__Requirement__:
Copy nothing but the text: repeat each entry exactly and drop the images.
=== Record extracts ===
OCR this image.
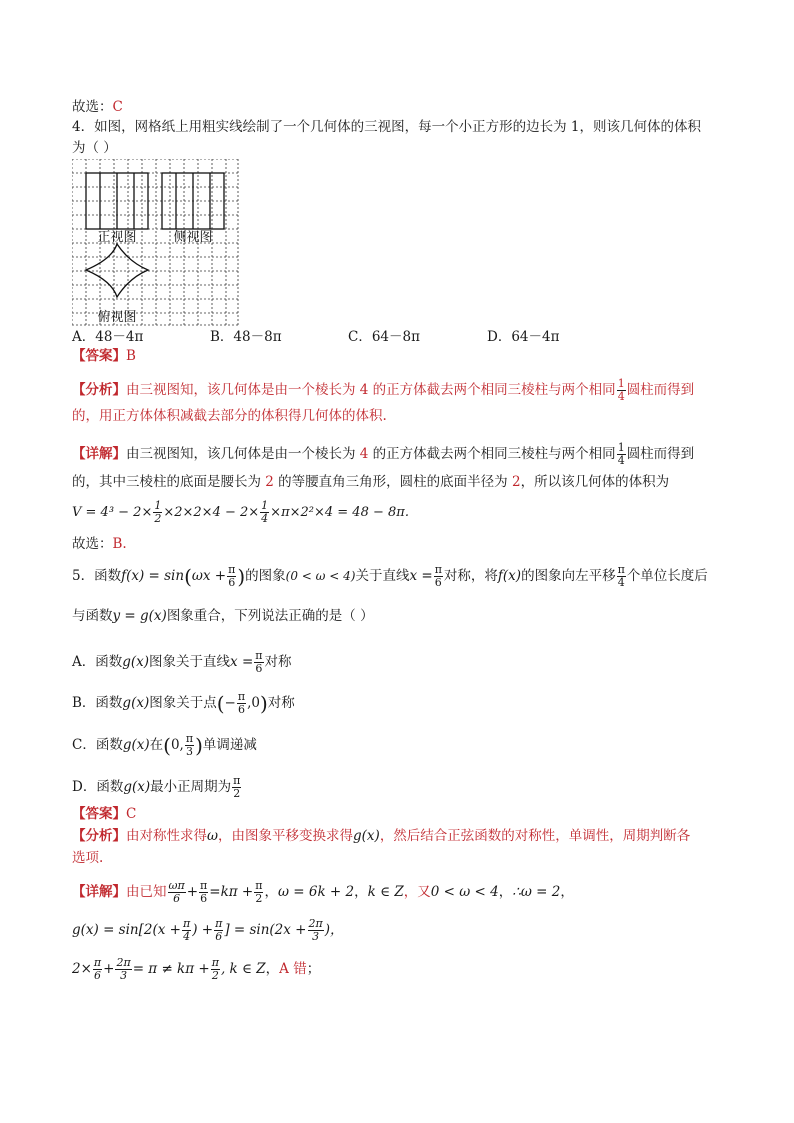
故选：C
4．如图，网格纸上用粗实线绘制了一个几何体的三视图，每一个小正方形的边长为 1，则该几何体的体积
为（ ）
正视图	侧视图
俯视图
A．48－4π	B．48－8π	C．64－8π	D．64－4π
【答案】B
【分析】由三视图知，该几何体是由一个棱长为 4 的正方体截去两个相同三棱柱与两个相同 $\frac{1}{4}$ 圆柱而得到
的，用正方体体积减截去部分的体积得几何体的体积.
【详解】由三视图知，该几何体是由一个棱长为 4 的正方体截去两个相同三棱柱与两个相同 $\frac{1}{4}$ 圆柱而得到
的，其中三棱柱的底面是腰长为 2 的等腰直角三角形，圆柱的底面半径为 2，所以该几何体的体积为
$V = 4^3 - 2\times \frac{1}{2} \times 2\times 2\times 4 - 2\times \frac{1}{4} \times\pi\times 2^2\times 4 = 48 - 8\pi$.
故选：B.
5．函数$f(x) = \sin(\omega x + \frac{\pi}{6}$ )的图象(0 < ω < 4)关于直线$x = \frac{\pi}{6}$ 对称，将f(x)的图象向左平移 $\frac{\pi}{4}$ 个单位长度后
与函数y = g(x)图象重合，下列说法正确的是（ ）
A．函数g(x)图象关于直线$x = \frac{\pi}{6}$ 对称
B．函数g(x)图象关于点(− $\frac{\pi}{6} ,0$)对称
C．函数g(x)在(0, $\frac{\pi}{3}$ )单调递减
D．函数g(x)最小正周期为 $\frac{\pi}{2}$
【答案】C
【分析】由对称性求得ω，由图象平移变换求得g(x)，然后结合正弦函数的对称性，单调性，周期判断各
选项.
【详解】由已知 $\frac{\omega\pi}{6} + \frac{\pi}{6} =k\pi + \frac{\pi}{2}$ ，ω = 6k + 2，k ∈ Z，又0 < ω < 4，∴ω = 2，
$g(x) = \sin[2(x + \frac{\pi}{4}$ ) + $\frac{\pi}{6}$ ] = $\sin(2x + \frac{2\pi}{3}$ )，
$2\times \frac{\pi}{6} + \frac{2\pi}{3} = \pi \ne k\pi + \frac{\pi}{2}$ , k ∈ Z，A 错；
===
__The answer__:
OCR this image.
故选：C
4．如图，网格纸上用粗实线绘制了一个几何体的三视图，每一个小正方形的边长为 1，则该几何体的体积
为（ ）
正视图	侧视图
俯视图
A．48－4π	B．48－8π	C．64－8π	D．64－4π
【答案】B
【分析】由三视图知，该几何体是由一个棱长为 4 的正方体截去两个相同三棱柱与两个相同 $\frac{1}{4}$ 圆柱而得到
的，用正方体体积减截去部分的体积得几何体的体积.
【详解】由三视图知，该几何体是由一个棱长为 4 的正方体截去两个相同三棱柱与两个相同 $\frac{1}{4}$ 圆柱而得到
的，其中三棱柱的底面是腰长为 2 的等腰直角三角形，圆柱的底面半径为 2，所以该几何体的体积为
$V = 4^3 - 2\times \frac{1}{2} \times 2\times 2\times 4 - 2\times \frac{1}{4} \times\pi\times 2^2\times 4 = 48 - 8\pi$.
故选：B.
5．函数$f(x) = \sin(\omega x + \frac{\pi}{6}$ )的图象(0 < ω < 4)关于直线$x = \frac{\pi}{6}$ 对称，将f(x)的图象向左平移 $\frac{\pi}{4}$ 个单位长度后
与函数y = g(x)图象重合，下列说法正确的是（ ）
A．函数g(x)图象关于直线$x = \frac{\pi}{6}$ 对称
B．函数g(x)图象关于点(− $\frac{\pi}{6} ,0$)对称
C．函数g(x)在(0, $\frac{\pi}{3}$ )单调递减
D．函数g(x)最小正周期为 $\frac{\pi}{2}$
【答案】C
【分析】由对称性求得ω，由图象平移变换求得g(x)，然后结合正弦函数的对称性，单调性，周期判断各
选项.
【详解】由已知 $\frac{\omega\pi}{6} + \frac{\pi}{6} =k\pi + \frac{\pi}{2}$ ，ω = 6k + 2，k ∈ Z，又0 < ω < 4，∴ω = 2，
$g(x) = \sin[2(x + \frac{\pi}{4}$ ) + $\frac{\pi}{6}$ ] = $\sin(2x + \frac{2\pi}{3}$ )，
$2\times \frac{\pi}{6} + \frac{2\pi}{3} = \pi \ne k\pi + \frac{\pi}{2}$ , k ∈ Z，A 错；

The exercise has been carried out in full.